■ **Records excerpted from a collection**
———

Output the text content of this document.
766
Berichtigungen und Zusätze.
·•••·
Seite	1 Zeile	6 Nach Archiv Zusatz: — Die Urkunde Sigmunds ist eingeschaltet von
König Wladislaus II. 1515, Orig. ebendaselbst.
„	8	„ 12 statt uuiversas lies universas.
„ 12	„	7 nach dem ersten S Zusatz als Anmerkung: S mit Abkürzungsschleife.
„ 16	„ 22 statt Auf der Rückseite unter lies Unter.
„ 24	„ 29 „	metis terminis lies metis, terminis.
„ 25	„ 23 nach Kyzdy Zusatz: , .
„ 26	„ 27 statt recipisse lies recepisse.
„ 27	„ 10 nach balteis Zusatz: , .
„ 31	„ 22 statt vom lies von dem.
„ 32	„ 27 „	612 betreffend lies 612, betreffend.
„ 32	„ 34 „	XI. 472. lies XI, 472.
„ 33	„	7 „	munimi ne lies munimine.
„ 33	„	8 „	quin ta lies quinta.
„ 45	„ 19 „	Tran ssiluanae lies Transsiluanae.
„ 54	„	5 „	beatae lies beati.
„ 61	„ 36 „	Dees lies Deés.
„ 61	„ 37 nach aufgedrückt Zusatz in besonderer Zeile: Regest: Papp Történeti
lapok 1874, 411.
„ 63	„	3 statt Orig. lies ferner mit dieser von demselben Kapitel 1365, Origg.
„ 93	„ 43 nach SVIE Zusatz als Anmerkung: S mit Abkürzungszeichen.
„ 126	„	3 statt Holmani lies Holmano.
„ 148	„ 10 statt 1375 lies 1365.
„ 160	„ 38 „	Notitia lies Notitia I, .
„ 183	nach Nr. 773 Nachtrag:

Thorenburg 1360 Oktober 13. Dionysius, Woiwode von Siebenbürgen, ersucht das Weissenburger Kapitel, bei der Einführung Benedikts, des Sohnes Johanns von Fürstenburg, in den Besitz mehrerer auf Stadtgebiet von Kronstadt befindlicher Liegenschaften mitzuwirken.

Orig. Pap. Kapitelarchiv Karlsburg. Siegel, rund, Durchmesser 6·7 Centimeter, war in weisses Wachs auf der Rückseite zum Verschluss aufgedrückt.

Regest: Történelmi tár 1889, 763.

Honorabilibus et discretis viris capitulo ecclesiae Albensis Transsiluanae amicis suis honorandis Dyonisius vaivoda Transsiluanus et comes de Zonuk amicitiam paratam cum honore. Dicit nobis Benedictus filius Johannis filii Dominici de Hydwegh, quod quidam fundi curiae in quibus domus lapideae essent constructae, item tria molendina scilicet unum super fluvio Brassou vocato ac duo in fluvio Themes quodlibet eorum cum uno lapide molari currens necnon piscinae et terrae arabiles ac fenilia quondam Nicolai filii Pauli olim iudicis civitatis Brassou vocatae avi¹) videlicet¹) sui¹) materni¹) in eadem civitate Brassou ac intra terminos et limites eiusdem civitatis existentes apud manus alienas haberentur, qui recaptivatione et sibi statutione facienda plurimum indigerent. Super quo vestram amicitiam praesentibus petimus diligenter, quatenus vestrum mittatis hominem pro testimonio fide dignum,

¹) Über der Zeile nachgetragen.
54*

———

■ **What is expected**
Quote each line of the listing above exactly.

■ **Exercise solution**
Output the text content of this document.
766
Berichtigungen und Zusätze.
·•••·
Seite	1 Zeile	6 Nach Archiv Zusatz: — Die Urkunde Sigmunds ist eingeschaltet von
König Wladislaus II. 1515, Orig. ebendaselbst.
„	8	„ 12 statt uuiversas lies universas.
„ 12	„	7 nach dem ersten S Zusatz als Anmerkung: S mit Abkürzungsschleife.
„ 16	„ 22 statt Auf der Rückseite unter lies Unter.
„ 24	„ 29 „	metis terminis lies metis, terminis.
„ 25	„ 23 nach Kyzdy Zusatz: , .
„ 26	„ 27 statt recipisse lies recepisse.
„ 27	„ 10 nach balteis Zusatz: , .
„ 31	„ 22 statt vom lies von dem.
„ 32	„ 27 „	612 betreffend lies 612, betreffend.
„ 32	„ 34 „	XI. 472. lies XI, 472.
„ 33	„	7 „	munimi ne lies munimine.
„ 33	„	8 „	quin ta lies quinta.
„ 45	„ 19 „	Tran ssiluanae lies Transsiluanae.
„ 54	„	5 „	beatae lies beati.
„ 61	„ 36 „	Dees lies Deés.
„ 61	„ 37 nach aufgedrückt Zusatz in besonderer Zeile: Regest: Papp Történeti
lapok 1874, 411.
„ 63	„	3 statt Orig. lies ferner mit dieser von demselben Kapitel 1365, Origg.
„ 93	„ 43 nach SVIE Zusatz als Anmerkung: S mit Abkürzungszeichen.
„ 126	„	3 statt Holmani lies Holmano.
„ 148	„ 10 statt 1375 lies 1365.
„ 160	„ 38 „	Notitia lies Notitia I, .
„ 183	nach Nr. 773 Nachtrag:

Thorenburg 1360 Oktober 13. Dionysius, Woiwode von Siebenbürgen, ersucht das Weissenburger Kapitel, bei der Einführung Benedikts, des Sohnes Johanns von Fürstenburg, in den Besitz mehrerer auf Stadtgebiet von Kronstadt befindlicher Liegenschaften mitzuwirken.

Orig. Pap. Kapitelarchiv Karlsburg. Siegel, rund, Durchmesser 6·7 Centimeter, war in weisses Wachs auf der Rückseite zum Verschluss aufgedrückt.

Regest: Történelmi tár 1889, 763.

Honorabilibus et discretis viris capitulo ecclesiae Albensis Transsiluanae amicis suis honorandis Dyonisius vaivoda Transsiluanus et comes de Zonuk amicitiam paratam cum honore. Dicit nobis Benedictus filius Johannis filii Dominici de Hydwegh, quod quidam fundi curiae in quibus domus lapideae essent constructae, item tria molendina scilicet unum super fluvio Brassou vocato ac duo in fluvio Themes quodlibet eorum cum uno lapide molari currens necnon piscinae et terrae arabiles ac fenilia quondam Nicolai filii Pauli olim iudicis civitatis Brassou vocatae avi¹) videlicet¹) sui¹) materni¹) in eadem civitate Brassou ac intra terminos et limites eiusdem civitatis existentes apud manus alienas haberentur, qui recaptivatione et sibi statutione facienda plurimum indigerent. Super quo vestram amicitiam praesentibus petimus diligenter, quatenus vestrum mittatis hominem pro testimonio fide dignum,

¹) Über der Zeile nachgetragen.
54*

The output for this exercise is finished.